[Labeled region entries]
━━━━

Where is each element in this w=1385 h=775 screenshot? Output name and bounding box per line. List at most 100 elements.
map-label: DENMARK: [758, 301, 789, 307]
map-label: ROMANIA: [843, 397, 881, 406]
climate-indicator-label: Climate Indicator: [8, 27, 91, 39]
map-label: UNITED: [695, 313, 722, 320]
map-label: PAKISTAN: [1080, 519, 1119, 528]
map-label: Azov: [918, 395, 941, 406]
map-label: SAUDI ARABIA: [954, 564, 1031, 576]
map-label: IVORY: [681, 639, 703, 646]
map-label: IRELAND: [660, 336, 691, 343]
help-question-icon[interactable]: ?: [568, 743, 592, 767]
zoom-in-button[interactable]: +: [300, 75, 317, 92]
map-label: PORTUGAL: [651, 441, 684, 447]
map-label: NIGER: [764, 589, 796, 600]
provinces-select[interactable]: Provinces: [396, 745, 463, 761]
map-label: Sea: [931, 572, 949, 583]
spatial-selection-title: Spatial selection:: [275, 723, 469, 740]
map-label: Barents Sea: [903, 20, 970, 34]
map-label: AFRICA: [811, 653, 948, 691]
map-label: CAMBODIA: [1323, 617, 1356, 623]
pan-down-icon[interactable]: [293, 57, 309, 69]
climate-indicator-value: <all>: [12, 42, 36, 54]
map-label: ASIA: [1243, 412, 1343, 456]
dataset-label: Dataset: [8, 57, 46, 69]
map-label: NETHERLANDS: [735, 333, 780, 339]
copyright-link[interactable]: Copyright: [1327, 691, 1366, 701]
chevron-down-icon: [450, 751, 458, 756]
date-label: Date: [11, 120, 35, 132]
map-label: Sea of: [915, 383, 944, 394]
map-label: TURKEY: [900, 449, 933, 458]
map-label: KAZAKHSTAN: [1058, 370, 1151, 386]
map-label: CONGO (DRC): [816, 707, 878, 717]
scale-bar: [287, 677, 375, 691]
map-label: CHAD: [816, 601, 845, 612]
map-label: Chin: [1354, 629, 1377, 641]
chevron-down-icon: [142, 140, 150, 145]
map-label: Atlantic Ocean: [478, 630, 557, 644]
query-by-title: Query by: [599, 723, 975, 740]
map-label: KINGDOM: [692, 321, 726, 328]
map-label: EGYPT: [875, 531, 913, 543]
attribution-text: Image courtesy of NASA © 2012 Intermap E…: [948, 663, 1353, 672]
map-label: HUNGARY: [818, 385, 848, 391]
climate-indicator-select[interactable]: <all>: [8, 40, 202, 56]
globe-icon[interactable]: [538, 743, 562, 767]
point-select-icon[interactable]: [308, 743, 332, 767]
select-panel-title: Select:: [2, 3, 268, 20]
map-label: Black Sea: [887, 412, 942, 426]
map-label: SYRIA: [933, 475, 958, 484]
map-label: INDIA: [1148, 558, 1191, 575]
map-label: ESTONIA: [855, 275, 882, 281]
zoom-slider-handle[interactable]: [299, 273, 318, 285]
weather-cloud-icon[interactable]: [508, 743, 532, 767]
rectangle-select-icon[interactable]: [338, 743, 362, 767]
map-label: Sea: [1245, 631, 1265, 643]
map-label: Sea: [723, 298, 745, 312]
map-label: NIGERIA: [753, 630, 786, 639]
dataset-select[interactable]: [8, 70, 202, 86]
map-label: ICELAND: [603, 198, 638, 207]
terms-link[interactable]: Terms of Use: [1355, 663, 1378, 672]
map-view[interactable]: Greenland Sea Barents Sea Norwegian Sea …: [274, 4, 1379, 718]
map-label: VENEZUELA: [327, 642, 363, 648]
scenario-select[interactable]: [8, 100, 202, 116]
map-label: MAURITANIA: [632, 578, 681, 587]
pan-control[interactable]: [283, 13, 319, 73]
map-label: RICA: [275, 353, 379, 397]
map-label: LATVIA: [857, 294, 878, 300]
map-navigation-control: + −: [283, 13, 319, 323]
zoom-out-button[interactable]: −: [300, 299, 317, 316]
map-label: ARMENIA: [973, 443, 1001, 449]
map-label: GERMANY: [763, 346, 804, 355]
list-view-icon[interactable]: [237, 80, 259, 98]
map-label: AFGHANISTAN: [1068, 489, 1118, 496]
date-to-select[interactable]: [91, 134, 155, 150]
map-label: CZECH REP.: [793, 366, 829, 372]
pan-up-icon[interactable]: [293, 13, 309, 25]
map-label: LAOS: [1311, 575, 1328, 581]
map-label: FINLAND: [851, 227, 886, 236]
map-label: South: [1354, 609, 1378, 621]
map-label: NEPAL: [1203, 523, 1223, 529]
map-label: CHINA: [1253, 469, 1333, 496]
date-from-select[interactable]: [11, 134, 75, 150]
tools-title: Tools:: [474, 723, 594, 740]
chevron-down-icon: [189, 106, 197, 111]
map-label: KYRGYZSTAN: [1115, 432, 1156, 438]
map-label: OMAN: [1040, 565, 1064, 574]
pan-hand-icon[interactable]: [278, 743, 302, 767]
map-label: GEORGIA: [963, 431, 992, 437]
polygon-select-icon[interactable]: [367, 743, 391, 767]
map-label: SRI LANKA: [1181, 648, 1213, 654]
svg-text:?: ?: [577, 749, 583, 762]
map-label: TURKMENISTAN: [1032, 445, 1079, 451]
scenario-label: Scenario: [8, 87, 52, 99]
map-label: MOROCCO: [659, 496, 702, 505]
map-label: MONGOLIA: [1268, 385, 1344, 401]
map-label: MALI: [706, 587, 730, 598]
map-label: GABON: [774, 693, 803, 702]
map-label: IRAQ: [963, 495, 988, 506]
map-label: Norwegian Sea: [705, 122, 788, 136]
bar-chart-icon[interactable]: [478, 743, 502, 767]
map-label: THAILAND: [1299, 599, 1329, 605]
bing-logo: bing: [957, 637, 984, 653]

━━━━

Find each line of the items above that contains the string "title", and copy those lines.

Complete response |
spatial-selection-title: Spatial selection:: [275, 723, 469, 740]
query-by-title: Query by: [599, 723, 975, 740]
select-panel-title: Select:: [2, 3, 268, 20]
tools-title: Tools:: [474, 723, 594, 740]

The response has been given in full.